--- What is needed ---
Answer these from the blog post about the pet first aid seminar:
1. What are the names of the two pets in the post?
2. How much did each pet first aid kit cost?
3. What other name does the post give for bloat?

--- Source document ---
☆ ☆ ☆

Pet Loves

Posted on: May 28, 2008

ELVNP4230058, originally uploaded by mooimadeit.

Awwww, cross species looooove. This is our little Elliott and Villenelle here.

Fitzroy Vet put on a free pet first aid seminar tonight, and I went along. I used to bring my furry ones to them when I was living in Brunswick, but now we’re all the way on the other side of town and they don’t appreciate a long car trip. However, Fitzroy Vet do put out a free monthly e-newsletter with lots of handy information on how to look after your pets, and that’s how I found out about the seminar tonight. Actually they are running another one next week so if you’re in Melbourne and interested to go, I highly recommend it. They are also selling pet first aid kits and they’re only $10 each so I got 2 – 1 for the house and 1 for the car.

Some of the topics they covered were dealing with:
– animals injured in car accidents
– heatstroke
– pet seizures
– bloat (gastric dilation and volvulus)
– toxins – poisoning from plants, food, chemicals, human medication
– wounds and fractures
– shock
– eye problems
– respiratory problems

Some key things I took away from the night I’d like to share with you:
SAFETY FIRST if you’re wanting to help an animal that’s been hit by a car – make sure you’re not going to get run over yourself. And approach very cautiously because the animal will be frightened and even your own animal can lash out and attack you because it doesn’t understand you’re trying to help. It just knows it’s in pain!

☆ ☆ ☆

--- Material supplied ---
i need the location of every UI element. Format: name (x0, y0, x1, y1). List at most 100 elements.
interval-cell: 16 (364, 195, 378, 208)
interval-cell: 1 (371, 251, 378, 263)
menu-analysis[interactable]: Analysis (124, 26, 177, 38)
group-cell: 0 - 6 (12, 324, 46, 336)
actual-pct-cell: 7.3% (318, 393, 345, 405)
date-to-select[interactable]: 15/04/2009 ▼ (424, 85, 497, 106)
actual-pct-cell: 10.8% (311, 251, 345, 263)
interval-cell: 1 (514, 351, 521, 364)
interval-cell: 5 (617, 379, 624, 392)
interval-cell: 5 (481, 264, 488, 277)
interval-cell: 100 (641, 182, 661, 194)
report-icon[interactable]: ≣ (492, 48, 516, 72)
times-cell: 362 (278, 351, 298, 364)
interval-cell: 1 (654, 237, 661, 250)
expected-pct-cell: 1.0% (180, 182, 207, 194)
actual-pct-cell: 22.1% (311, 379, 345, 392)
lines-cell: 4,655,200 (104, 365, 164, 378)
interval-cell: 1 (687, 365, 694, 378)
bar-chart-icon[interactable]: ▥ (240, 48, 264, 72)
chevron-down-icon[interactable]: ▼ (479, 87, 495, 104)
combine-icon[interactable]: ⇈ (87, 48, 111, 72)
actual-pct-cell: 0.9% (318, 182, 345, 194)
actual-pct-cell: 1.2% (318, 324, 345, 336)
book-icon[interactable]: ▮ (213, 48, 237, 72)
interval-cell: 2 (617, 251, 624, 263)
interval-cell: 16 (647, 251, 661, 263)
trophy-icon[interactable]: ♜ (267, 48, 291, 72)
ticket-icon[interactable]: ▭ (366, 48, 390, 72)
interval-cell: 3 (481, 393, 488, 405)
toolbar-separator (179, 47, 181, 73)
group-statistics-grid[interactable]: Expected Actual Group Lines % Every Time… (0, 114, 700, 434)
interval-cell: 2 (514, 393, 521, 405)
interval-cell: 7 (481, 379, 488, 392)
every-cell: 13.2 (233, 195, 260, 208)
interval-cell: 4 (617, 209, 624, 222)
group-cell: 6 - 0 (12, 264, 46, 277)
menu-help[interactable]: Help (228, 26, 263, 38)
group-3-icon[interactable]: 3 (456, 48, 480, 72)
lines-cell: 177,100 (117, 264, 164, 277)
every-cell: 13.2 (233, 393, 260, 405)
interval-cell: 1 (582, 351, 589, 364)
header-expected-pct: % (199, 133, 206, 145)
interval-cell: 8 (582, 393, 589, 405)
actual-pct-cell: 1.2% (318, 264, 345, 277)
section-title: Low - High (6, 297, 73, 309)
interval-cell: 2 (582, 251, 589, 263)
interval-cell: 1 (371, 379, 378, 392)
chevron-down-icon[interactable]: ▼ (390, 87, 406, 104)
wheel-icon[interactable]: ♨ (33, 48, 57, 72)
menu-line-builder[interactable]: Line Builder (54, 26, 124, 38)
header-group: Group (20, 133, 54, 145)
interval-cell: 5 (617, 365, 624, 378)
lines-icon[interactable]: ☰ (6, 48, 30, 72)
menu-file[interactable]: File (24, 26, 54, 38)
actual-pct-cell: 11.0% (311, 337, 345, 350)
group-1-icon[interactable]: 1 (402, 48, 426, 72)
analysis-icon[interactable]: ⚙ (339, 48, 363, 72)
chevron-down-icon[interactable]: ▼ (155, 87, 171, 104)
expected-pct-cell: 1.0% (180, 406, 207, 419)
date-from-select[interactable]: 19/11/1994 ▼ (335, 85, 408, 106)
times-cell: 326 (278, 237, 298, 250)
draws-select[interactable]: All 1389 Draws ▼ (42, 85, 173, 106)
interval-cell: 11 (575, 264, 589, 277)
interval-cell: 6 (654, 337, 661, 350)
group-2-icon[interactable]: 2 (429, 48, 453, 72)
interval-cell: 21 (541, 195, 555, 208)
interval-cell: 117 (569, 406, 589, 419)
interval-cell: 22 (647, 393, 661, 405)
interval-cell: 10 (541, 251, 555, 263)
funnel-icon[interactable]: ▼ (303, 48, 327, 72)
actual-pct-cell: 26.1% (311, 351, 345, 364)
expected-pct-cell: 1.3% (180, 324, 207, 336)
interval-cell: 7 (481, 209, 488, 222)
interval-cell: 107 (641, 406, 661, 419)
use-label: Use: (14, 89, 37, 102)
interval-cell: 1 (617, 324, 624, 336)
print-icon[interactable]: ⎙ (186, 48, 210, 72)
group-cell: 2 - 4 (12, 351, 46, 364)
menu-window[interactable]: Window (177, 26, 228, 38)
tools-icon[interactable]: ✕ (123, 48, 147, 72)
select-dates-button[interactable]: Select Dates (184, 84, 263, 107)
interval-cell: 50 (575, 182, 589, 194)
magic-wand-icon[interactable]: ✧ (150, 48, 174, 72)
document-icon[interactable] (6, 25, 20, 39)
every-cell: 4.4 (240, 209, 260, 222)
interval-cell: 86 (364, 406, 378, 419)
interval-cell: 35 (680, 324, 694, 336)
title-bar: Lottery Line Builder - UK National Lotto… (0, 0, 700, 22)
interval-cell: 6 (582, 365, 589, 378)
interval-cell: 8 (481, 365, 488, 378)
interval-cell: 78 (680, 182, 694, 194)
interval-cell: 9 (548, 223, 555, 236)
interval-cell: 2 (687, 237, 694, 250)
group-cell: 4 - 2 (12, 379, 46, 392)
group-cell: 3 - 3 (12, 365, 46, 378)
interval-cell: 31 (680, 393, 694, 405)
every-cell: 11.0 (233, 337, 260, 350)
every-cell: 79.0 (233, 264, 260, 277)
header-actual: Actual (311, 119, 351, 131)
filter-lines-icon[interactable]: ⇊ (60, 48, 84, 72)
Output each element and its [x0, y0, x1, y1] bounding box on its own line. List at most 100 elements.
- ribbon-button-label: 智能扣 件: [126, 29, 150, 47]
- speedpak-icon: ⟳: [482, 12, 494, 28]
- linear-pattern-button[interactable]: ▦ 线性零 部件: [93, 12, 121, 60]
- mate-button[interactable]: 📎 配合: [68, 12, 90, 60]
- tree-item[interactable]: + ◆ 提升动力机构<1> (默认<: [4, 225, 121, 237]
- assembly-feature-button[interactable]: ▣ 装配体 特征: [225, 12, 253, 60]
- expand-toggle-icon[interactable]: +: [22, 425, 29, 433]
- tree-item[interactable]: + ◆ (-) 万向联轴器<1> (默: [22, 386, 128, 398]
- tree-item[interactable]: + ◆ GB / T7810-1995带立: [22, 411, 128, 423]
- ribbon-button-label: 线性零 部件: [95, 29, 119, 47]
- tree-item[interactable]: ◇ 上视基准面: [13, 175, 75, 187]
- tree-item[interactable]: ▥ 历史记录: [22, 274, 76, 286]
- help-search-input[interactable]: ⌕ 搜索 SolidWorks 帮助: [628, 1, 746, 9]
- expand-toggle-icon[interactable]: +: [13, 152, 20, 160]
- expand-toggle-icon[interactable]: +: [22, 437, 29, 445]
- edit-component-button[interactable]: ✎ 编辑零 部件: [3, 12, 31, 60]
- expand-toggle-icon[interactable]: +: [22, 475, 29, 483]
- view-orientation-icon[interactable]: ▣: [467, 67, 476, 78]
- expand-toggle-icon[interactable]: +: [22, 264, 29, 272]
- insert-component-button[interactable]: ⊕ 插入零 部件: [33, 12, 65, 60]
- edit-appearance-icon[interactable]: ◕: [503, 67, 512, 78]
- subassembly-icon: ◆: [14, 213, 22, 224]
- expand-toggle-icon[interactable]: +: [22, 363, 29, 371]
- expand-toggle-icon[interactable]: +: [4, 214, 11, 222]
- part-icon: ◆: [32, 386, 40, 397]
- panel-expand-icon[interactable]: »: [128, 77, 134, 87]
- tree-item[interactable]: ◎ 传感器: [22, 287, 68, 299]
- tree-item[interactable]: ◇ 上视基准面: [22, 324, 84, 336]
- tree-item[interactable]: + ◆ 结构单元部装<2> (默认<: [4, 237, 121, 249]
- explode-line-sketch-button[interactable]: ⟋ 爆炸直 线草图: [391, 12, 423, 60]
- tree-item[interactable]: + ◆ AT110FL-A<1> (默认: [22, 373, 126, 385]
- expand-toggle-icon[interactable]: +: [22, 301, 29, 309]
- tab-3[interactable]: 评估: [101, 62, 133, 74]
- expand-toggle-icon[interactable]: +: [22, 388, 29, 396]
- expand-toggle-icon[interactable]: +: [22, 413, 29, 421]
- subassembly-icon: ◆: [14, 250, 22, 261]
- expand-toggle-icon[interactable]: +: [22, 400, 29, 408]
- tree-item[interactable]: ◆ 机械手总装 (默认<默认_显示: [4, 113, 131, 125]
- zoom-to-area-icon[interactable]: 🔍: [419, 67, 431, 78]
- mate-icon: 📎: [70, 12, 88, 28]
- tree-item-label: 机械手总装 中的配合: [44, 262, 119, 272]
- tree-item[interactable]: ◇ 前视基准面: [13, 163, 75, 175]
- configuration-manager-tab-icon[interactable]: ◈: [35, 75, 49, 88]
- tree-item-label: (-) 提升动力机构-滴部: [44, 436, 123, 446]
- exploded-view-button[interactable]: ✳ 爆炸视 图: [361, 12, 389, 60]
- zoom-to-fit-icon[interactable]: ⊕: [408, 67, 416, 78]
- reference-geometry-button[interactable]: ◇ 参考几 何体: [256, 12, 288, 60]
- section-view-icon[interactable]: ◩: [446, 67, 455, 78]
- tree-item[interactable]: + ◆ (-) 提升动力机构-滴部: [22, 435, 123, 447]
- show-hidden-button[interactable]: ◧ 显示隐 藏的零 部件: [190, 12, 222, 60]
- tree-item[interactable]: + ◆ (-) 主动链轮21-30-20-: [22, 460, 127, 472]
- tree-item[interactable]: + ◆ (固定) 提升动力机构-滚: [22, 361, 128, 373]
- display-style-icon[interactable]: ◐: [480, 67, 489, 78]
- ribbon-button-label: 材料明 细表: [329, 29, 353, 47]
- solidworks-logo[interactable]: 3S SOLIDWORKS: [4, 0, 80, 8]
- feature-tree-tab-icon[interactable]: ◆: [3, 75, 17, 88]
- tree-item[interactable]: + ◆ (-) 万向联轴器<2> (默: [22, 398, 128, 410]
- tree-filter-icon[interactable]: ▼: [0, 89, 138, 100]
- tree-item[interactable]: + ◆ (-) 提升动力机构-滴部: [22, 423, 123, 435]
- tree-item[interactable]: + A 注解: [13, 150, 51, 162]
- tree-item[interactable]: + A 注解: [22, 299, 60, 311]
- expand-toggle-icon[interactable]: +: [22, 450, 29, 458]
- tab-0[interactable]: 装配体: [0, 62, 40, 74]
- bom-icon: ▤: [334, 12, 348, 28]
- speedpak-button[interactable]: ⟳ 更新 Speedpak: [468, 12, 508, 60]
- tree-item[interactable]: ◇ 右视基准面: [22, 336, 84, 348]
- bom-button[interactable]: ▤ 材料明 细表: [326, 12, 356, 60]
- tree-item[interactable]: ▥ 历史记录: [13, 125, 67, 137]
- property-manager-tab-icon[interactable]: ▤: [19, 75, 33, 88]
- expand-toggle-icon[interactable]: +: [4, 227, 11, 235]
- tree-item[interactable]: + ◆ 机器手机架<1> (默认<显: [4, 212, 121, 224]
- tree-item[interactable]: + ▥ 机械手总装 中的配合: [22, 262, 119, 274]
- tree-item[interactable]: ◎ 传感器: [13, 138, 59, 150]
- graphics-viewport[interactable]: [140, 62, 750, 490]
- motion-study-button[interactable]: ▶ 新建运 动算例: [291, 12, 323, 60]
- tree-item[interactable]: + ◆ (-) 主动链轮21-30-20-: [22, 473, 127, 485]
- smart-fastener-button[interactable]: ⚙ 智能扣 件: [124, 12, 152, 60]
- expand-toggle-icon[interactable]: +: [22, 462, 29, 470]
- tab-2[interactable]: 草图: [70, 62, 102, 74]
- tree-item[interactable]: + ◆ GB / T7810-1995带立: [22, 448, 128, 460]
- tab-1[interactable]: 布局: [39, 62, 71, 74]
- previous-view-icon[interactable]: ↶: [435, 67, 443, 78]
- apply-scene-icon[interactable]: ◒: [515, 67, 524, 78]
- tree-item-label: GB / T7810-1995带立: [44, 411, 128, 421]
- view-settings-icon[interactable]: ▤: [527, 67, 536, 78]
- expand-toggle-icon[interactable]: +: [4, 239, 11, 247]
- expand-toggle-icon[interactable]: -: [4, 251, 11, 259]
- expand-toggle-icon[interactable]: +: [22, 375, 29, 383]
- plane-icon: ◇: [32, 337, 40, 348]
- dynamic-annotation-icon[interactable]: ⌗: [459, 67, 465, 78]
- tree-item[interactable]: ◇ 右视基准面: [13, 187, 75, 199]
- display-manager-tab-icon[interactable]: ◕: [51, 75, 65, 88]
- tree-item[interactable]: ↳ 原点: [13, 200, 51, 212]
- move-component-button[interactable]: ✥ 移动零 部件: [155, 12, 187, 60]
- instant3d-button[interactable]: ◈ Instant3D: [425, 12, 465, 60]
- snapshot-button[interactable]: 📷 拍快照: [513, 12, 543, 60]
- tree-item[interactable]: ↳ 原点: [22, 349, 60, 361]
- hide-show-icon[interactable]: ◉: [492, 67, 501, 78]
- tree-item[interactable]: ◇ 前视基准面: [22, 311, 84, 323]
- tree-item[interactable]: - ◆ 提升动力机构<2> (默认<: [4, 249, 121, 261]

☆ ☆ ☆

--- Reply to the task ---
1. Elliott and Villenelle
2. $10
3. Gastric dilation and volvulus